**DESCRIPTION OF THE TASK:** Set down all of the data exactly as it appears.
== INFORMATION SUPPLIED
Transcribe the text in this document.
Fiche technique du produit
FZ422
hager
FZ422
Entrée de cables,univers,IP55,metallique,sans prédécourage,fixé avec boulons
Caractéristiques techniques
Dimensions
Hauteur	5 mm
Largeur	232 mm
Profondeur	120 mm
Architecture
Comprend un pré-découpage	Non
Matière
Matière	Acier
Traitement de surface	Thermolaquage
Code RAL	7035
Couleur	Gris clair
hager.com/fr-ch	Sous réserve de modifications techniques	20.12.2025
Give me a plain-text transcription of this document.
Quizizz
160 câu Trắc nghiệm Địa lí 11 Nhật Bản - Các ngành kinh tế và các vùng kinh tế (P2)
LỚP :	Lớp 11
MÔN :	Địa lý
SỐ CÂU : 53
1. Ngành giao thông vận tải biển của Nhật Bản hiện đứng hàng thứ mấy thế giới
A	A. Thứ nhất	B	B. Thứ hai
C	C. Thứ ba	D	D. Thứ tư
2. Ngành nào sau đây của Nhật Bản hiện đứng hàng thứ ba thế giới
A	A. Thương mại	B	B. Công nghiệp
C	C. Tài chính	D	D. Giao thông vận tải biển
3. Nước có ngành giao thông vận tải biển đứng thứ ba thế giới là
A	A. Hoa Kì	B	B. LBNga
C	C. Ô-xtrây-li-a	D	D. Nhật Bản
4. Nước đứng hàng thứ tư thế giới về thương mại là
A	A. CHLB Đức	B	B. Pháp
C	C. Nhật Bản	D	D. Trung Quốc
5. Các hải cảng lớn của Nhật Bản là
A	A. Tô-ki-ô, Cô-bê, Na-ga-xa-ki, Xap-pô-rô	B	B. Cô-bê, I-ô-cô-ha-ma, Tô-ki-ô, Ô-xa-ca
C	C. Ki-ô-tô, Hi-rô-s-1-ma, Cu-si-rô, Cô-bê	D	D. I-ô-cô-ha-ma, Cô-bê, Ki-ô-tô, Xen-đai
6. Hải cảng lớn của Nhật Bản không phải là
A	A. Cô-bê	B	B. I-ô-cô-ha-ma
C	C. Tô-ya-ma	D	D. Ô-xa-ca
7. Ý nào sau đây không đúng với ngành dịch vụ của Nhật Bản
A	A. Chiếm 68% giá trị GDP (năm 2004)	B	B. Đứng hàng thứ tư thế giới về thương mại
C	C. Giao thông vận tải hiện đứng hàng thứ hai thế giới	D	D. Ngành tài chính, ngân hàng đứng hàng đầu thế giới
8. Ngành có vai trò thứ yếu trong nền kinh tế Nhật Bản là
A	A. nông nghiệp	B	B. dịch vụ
====
**WORKED SOLUTION:**
Transcribe the text in this document.
Fiche technique du produit
FZ422
hager
FZ422
Entrée de cables,univers,IP55,metallique,sans prédécourage,fixé avec boulons
Caractéristiques techniques
Dimensions
Hauteur	5 mm
Largeur	232 mm
Profondeur	120 mm
Architecture
Comprend un pré-découpage	Non
Matière
Matière	Acier
Traitement de surface	Thermolaquage
Code RAL	7035
Couleur	Gris clair
hager.com/fr-ch	Sous réserve de modifications techniques	20.12.2025
Give me a plain-text transcription of this document.
Quizizz
160 câu Trắc nghiệm Địa lí 11 Nhật Bản - Các ngành kinh tế và các vùng kinh tế (P2)
LỚP :	Lớp 11
MÔN :	Địa lý
SỐ CÂU : 53
1. Ngành giao thông vận tải biển của Nhật Bản hiện đứng hàng thứ mấy thế giới
A	A. Thứ nhất	B	B. Thứ hai
C	C. Thứ ba	D	D. Thứ tư
2. Ngành nào sau đây của Nhật Bản hiện đứng hàng thứ ba thế giới
A	A. Thương mại	B	B. Công nghiệp
C	C. Tài chính	D	D. Giao thông vận tải biển
3. Nước có ngành giao thông vận tải biển đứng thứ ba thế giới là
A	A. Hoa Kì	B	B. LBNga
C	C. Ô-xtrây-li-a	D	D. Nhật Bản
4. Nước đứng hàng thứ tư thế giới về thương mại là
A	A. CHLB Đức	B	B. Pháp
C	C. Nhật Bản	D	D. Trung Quốc
5. Các hải cảng lớn của Nhật Bản là
A	A. Tô-ki-ô, Cô-bê, Na-ga-xa-ki, Xap-pô-rô	B	B. Cô-bê, I-ô-cô-ha-ma, Tô-ki-ô, Ô-xa-ca
C	C. Ki-ô-tô, Hi-rô-s-1-ma, Cu-si-rô, Cô-bê	D	D. I-ô-cô-ha-ma, Cô-bê, Ki-ô-tô, Xen-đai
6. Hải cảng lớn của Nhật Bản không phải là
A	A. Cô-bê	B	B. I-ô-cô-ha-ma
C	C. Tô-ya-ma	D	D. Ô-xa-ca
7. Ý nào sau đây không đúng với ngành dịch vụ của Nhật Bản
A	A. Chiếm 68% giá trị GDP (năm 2004)	B	B. Đứng hàng thứ tư thế giới về thương mại
C	C. Giao thông vận tải hiện đứng hàng thứ hai thế giới	D	D. Ngành tài chính, ngân hàng đứng hàng đầu thế giới
8. Ngành có vai trò thứ yếu trong nền kinh tế Nhật Bản là
A	A. nông nghiệp	B	B. dịch vụ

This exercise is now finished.